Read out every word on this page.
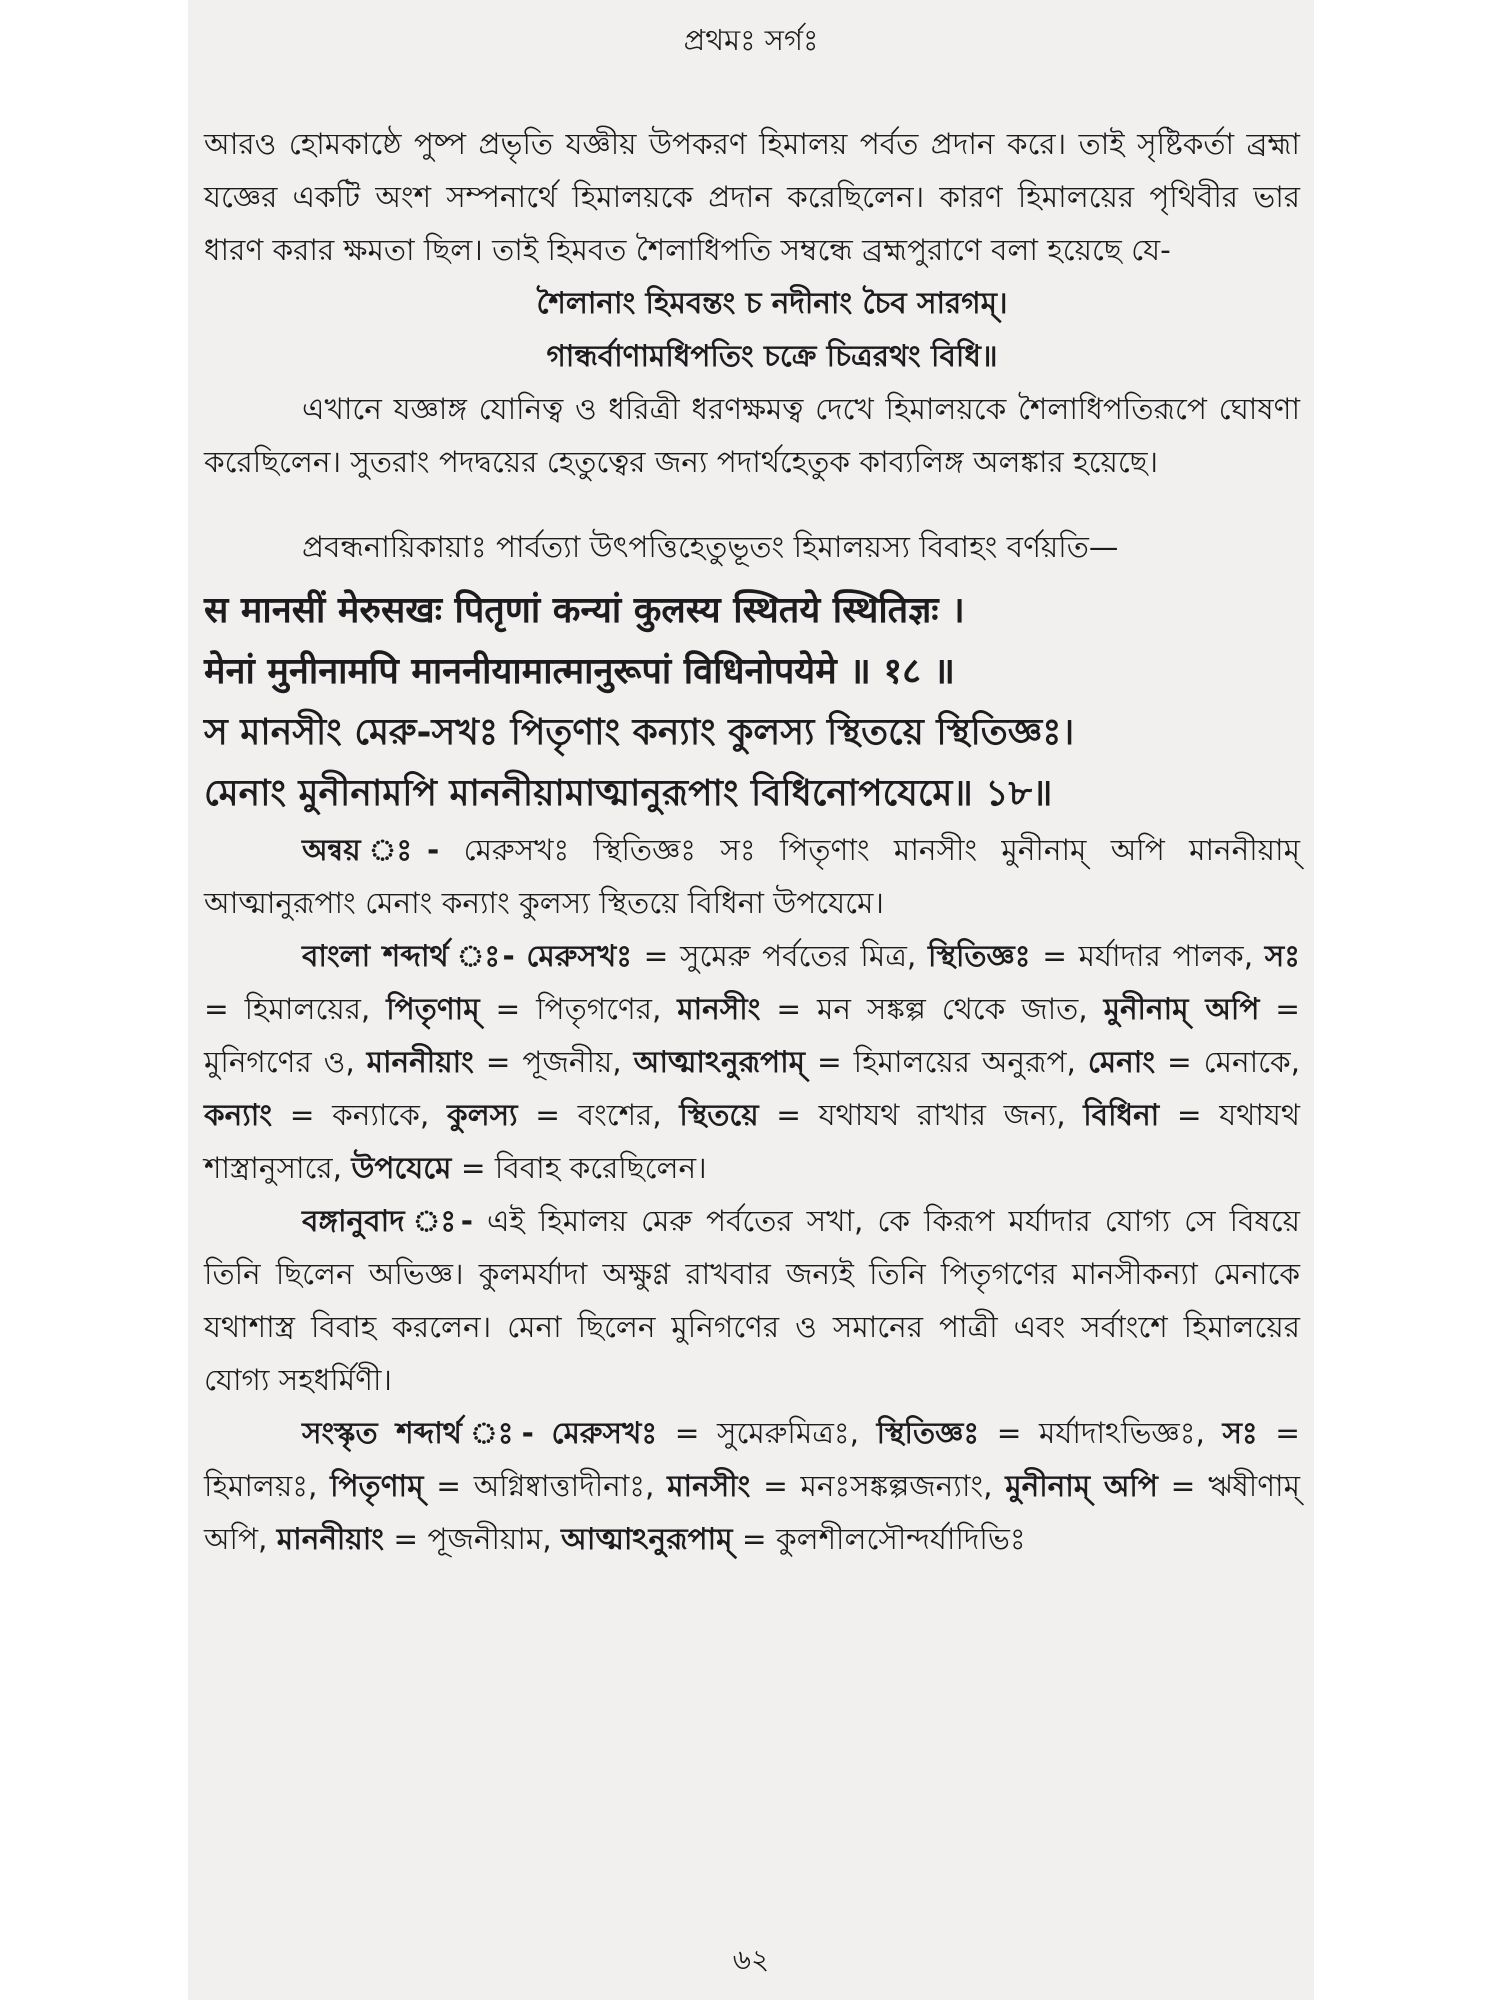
প্রথমঃ সর্গঃ

আরও হোমকাষ্ঠে পুষ্প প্রভৃতি যজ্ঞীয় উপকরণ হিমালয় পর্বত প্রদান করে। তাই সৃষ্টিকর্তা ব্রহ্মা যজ্ঞের একটি অংশ সম্পনার্থে হিমালয়কে প্রদান করেছিলেন। কারণ হিমালয়ের পৃথিবীর ভার ধারণ করার ক্ষমতা ছিল। তাই হিমবত শৈলাধিপতি সম্বন্ধে ব্রহ্মপুরাণে বলা হয়েছে যে-

শৈলানাং হিমবন্তং চ নদীনাং চৈব সারগম্।

গান্ধর্বাণামধিপতিং চক্রে চিত্ররথং বিধি॥

এখানে যজ্ঞাঙ্গ যোনিত্ব ও ধরিত্রী ধরণক্ষমত্ব দেখে হিমালয়কে শৈলাধিপতিরূপে ঘোষণা করেছিলেন। সুতরাং পদদ্বয়ের হেতুত্বের জন্য পদার্থহেতুক কাব্যলিঙ্গ অলঙ্কার হয়েছে।

প্রবন্ধনায়িকায়াঃ পার্বত্যা উৎপত্তিহেতুভূতং হিমালয়স্য বিবাহং বর্ণয়তি—

स मानसीं मेरुसखः पितृणां कन्यां कुलस्य स्थितये स्थितिज्ञः ।

मेनां मुनीनामपि माननीयामात्मानुरूपां विधिनोपयेमे ॥ १८ ॥

স মানসীং মেরু-সখঃ পিতৃণাং কন্যাং কুলস্য স্থিতয়ে স্থিতিজ্ঞঃ।

মেনাং মুনীনামপি মাননীয়ামাত্মানুরূপাং বিধিনোপযেমে॥ ১৮॥

অন্বয় ঃ- মেরুসখঃ স্থিতিজ্ঞঃ সঃ পিতৃণাং মানসীং মুনীনাম্ অপি মাননীয়াম্ আত্মানুরূপাং মেনাং কন্যাং কুলস্য স্থিতয়ে বিধিনা উপযেমে।

বাংলা শব্দার্থ ঃ- মেরুসখঃ = সুমেরু পর্বতের মিত্র, স্থিতিজ্ঞঃ = মর্যাদার পালক, সঃ = হিমালয়ের, পিতৃণাম্ = পিতৃগণের, মানসীং = মন সঙ্কল্প থেকে জাত, মুনীনাম্ অপি = মুনিগণের ও, মাননীয়াং = পূজনীয়, আত্মাঽনুরূপাম্ = হিমালয়ের অনুরূপ, মেনাং = মেনাকে, কন্যাং = কন্যাকে, কুলস্য = বংশের, স্থিতয়ে = যথাযথ রাখার জন্য, বিধিনা = যথাযথ শাস্ত্রানুসারে, উপযেমে = বিবাহ করেছিলেন।

বঙ্গানুবাদ ঃ- এই হিমালয় মেরু পর্বতের সখা, কে কিরূপ মর্যাদার যোগ্য সে বিষয়ে তিনি ছিলেন অভিজ্ঞ। কুলমর্যাদা অক্ষুণ্ণ রাখবার জন্যই তিনি পিতৃগণের মানসীকন্যা মেনাকে যথাশাস্ত্র বিবাহ করলেন। মেনা ছিলেন মুনিগণের ও সমানের পাত্রী এবং সর্বাংশে হিমালয়ের যোগ্য সহধর্মিণী।

সংস্কৃত শব্দার্থ ঃ- মেরুসখঃ = সুমেরুমিত্রঃ, স্থিতিজ্ঞঃ = মর্যাদাঽভিজ্ঞঃ, সঃ = হিমালয়ঃ, পিতৃণাম্ = অগ্নিষ্বাত্তাদীনাঃ, মানসীং = মনঃসঙ্কল্পজন্যাং, মুনীনাম্ অপি = ঋষীণাম্ অপি, মাননীয়াং = পূজনীয়াম, আত্মাঽনুরূপাম্ = কুলশীলসৌন্দর্যাদিভিঃ

৬২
....................
- _GIVEN EXERCISE_: Repeat the listing verbatim. Skip the pictures.

- _SOLUTION BELOW_:
Read out every word on this page.
প্রথমঃ সর্গঃ

আরও হোমকাষ্ঠে পুষ্প প্রভৃতি যজ্ঞীয় উপকরণ হিমালয় পর্বত প্রদান করে। তাই সৃষ্টিকর্তা ব্রহ্মা যজ্ঞের একটি অংশ সম্পনার্থে হিমালয়কে প্রদান করেছিলেন। কারণ হিমালয়ের পৃথিবীর ভার ধারণ করার ক্ষমতা ছিল। তাই হিমবত শৈলাধিপতি সম্বন্ধে ব্রহ্মপুরাণে বলা হয়েছে যে-

শৈলানাং হিমবন্তং চ নদীনাং চৈব সারগম্।

গান্ধর্বাণামধিপতিং চক্রে চিত্ররথং বিধি॥

এখানে যজ্ঞাঙ্গ যোনিত্ব ও ধরিত্রী ধরণক্ষমত্ব দেখে হিমালয়কে শৈলাধিপতিরূপে ঘোষণা করেছিলেন। সুতরাং পদদ্বয়ের হেতুত্বের জন্য পদার্থহেতুক কাব্যলিঙ্গ অলঙ্কার হয়েছে।

প্রবন্ধনায়িকায়াঃ পার্বত্যা উৎপত্তিহেতুভূতং হিমালয়স্য বিবাহং বর্ণয়তি—

स मानसीं मेरुसखः पितृणां कन्यां कुलस्य स्थितये स्थितिज्ञः ।

मेनां मुनीनामपि माननीयामात्मानुरूपां विधिनोपयेमे ॥ १८ ॥

স মানসীং মেরু-সখঃ পিতৃণাং কন্যাং কুলস্য স্থিতয়ে স্থিতিজ্ঞঃ।

মেনাং মুনীনামপি মাননীয়ামাত্মানুরূপাং বিধিনোপযেমে॥ ১৮॥

অন্বয় ঃ- মেরুসখঃ স্থিতিজ্ঞঃ সঃ পিতৃণাং মানসীং মুনীনাম্ অপি মাননীয়াম্ আত্মানুরূপাং মেনাং কন্যাং কুলস্য স্থিতয়ে বিধিনা উপযেমে।

বাংলা শব্দার্থ ঃ- মেরুসখঃ = সুমেরু পর্বতের মিত্র, স্থিতিজ্ঞঃ = মর্যাদার পালক, সঃ = হিমালয়ের, পিতৃণাম্ = পিতৃগণের, মানসীং = মন সঙ্কল্প থেকে জাত, মুনীনাম্ অপি = মুনিগণের ও, মাননীয়াং = পূজনীয়, আত্মাঽনুরূপাম্ = হিমালয়ের অনুরূপ, মেনাং = মেনাকে, কন্যাং = কন্যাকে, কুলস্য = বংশের, স্থিতয়ে = যথাযথ রাখার জন্য, বিধিনা = যথাযথ শাস্ত্রানুসারে, উপযেমে = বিবাহ করেছিলেন।

বঙ্গানুবাদ ঃ- এই হিমালয় মেরু পর্বতের সখা, কে কিরূপ মর্যাদার যোগ্য সে বিষয়ে তিনি ছিলেন অভিজ্ঞ। কুলমর্যাদা অক্ষুণ্ণ রাখবার জন্যই তিনি পিতৃগণের মানসীকন্যা মেনাকে যথাশাস্ত্র বিবাহ করলেন। মেনা ছিলেন মুনিগণের ও সমানের পাত্রী এবং সর্বাংশে হিমালয়ের যোগ্য সহধর্মিণী।

সংস্কৃত শব্দার্থ ঃ- মেরুসখঃ = সুমেরুমিত্রঃ, স্থিতিজ্ঞঃ = মর্যাদাঽভিজ্ঞঃ, সঃ = হিমালয়ঃ, পিতৃণাম্ = অগ্নিষ্বাত্তাদীনাঃ, মানসীং = মনঃসঙ্কল্পজন্যাং, মুনীনাম্ অপি = ঋষীণাম্ অপি, মাননীয়াং = পূজনীয়াম, আত্মাঽনুরূপাম্ = কুলশীলসৌন্দর্যাদিভিঃ

৬২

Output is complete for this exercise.